• **GIVEN PASSAGE**
--- START ---
# My pup



## Kev.K (Sep 1, 2010)

This is Bailey she is only 4 weeks old in the pics (she is 8 weeks now). She was rejected by her mom and I've had her since she was 3 weeks old. 
I think she is a blue fawn. Am I right?
http://i755.photobucket.com/albums/xx200/KevKeelan/b1754334.jpg
http://i755.photobucket.com/albums/xx200/KevKeelan/a6511183.jpg
http://i755.photobucket.com/albums/xx200/KevKeelan/0d4ca42c.jpg

Thanks


----------



## PitbullGirl101 (Aug 30, 2010)

Yes she is a blue fawn and very beautiful love them eyes!!


----------



## American_Pit13 (Apr 23, 2007)

I would say blue fawn. Very very cute little girl!


----------



## brandileigh080 (Mar 9, 2010)

Wow, she's beautiful!


----------



## dixieland (Aug 14, 2009)

Welcome to the forum!:woof: You have yourself one adorable puppy!


----------



## performanceknls (Apr 4, 2009)

Welcome and what a cutie!!


----------



## Carley (Mar 18, 2009)

welcome! she is very cute!!!!!!!!!!


----------



## Black Rabbit (Nov 14, 2009)

:welcome: she is adorable


----------



## Kev.K (Sep 1, 2010)

Thanks. She is cute. : )


----------



## dylroche1 (Mar 14, 2010)

what a cute pup!


----------



## Kev.K (Sep 1, 2010)

Here are a few recent photos, she is 9 weeks old
http://i755.photobucket.com/albums/xx200/KevKeelan/b4db9701.jpg
http://i755.photobucket.com/albums/xx200/KevKeelan/30afb392.jpg
http://i755.photobucket.com/albums/xx200/KevKeelan/7169395e.jpg
http://i755.photobucket.com/albums/xx200/KevKeelan/41c88002.jpg


----------



## angelbaby (Feb 4, 2010)

love her eyes , very pretty girl.
--- END ---
• **DATASET EXTRACT**
--- START ---
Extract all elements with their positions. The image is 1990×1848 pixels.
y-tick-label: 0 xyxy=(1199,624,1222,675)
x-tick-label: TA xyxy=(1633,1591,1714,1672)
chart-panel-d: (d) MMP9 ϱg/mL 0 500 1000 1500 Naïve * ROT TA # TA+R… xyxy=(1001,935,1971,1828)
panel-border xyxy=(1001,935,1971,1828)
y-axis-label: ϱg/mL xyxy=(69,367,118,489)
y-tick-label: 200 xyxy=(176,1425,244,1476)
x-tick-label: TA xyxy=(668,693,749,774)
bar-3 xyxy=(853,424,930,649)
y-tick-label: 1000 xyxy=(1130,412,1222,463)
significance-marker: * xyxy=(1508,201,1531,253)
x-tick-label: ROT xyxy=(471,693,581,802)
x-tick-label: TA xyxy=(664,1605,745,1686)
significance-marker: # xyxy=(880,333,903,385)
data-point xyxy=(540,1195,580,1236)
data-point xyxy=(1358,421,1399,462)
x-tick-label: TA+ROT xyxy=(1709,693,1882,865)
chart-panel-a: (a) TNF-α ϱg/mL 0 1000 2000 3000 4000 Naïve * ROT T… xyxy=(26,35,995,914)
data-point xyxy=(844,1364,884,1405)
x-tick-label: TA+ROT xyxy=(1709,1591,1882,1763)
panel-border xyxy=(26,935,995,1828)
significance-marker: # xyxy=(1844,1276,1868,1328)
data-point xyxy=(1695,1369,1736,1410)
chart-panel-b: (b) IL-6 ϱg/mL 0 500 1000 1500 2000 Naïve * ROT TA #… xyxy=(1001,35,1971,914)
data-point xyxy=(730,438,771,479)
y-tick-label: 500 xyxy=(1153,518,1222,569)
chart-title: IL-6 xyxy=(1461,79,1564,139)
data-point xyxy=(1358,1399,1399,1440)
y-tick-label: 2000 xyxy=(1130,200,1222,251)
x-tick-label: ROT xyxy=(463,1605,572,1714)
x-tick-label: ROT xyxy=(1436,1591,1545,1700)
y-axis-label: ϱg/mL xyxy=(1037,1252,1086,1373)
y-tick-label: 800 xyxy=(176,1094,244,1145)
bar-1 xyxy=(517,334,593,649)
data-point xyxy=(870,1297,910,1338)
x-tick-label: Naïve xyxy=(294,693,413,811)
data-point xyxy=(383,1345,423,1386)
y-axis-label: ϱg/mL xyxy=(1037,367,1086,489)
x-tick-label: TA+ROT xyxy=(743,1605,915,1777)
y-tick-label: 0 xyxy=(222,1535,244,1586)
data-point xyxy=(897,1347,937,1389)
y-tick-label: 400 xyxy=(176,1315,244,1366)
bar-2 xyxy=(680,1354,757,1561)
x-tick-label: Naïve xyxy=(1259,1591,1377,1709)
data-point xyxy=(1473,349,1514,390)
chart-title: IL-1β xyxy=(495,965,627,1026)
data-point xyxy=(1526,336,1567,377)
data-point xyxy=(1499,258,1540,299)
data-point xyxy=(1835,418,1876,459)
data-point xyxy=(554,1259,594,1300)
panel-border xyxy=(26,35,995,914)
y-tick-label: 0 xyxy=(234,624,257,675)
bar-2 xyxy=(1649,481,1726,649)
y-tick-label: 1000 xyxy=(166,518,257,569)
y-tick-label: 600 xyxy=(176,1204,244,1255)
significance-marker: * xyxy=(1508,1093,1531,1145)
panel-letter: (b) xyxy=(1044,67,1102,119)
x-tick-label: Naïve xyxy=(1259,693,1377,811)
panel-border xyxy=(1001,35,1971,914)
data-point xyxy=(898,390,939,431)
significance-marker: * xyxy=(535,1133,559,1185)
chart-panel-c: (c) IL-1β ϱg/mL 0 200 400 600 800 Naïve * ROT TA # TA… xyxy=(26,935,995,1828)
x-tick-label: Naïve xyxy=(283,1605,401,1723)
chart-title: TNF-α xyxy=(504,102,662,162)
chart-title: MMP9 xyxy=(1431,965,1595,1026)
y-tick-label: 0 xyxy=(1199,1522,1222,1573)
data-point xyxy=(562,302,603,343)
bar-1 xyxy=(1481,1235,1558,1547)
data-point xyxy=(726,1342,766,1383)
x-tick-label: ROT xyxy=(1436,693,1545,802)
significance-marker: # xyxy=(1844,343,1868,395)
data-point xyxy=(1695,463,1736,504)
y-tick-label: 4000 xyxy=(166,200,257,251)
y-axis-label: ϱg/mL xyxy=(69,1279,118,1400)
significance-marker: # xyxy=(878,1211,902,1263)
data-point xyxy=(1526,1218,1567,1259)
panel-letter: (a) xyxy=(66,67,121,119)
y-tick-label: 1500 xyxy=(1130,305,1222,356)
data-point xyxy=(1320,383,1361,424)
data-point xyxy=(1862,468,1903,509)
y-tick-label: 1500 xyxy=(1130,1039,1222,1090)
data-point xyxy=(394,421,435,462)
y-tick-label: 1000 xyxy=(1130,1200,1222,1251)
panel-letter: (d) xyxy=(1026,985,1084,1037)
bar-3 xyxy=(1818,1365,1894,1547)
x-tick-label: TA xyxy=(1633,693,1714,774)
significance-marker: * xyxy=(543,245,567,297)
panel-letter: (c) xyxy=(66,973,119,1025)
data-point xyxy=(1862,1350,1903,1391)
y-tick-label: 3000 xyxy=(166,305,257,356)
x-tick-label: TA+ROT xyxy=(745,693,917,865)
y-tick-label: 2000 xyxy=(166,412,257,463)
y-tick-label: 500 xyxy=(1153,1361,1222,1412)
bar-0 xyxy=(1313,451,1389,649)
--- END ---
• **TO DO**
Copy the part of the puppy forum thread starting at "Yes she is a" and ending at "cute little girl!", with each "blue fawn" changed to "red fawn".

• **WRITTEN RESPONSE**
Yes she is a red fawn and very beautiful love them eyes!!


----------



## American_Pit13 (Apr 23, 2007)

I would say red fawn. Very very cute little girl!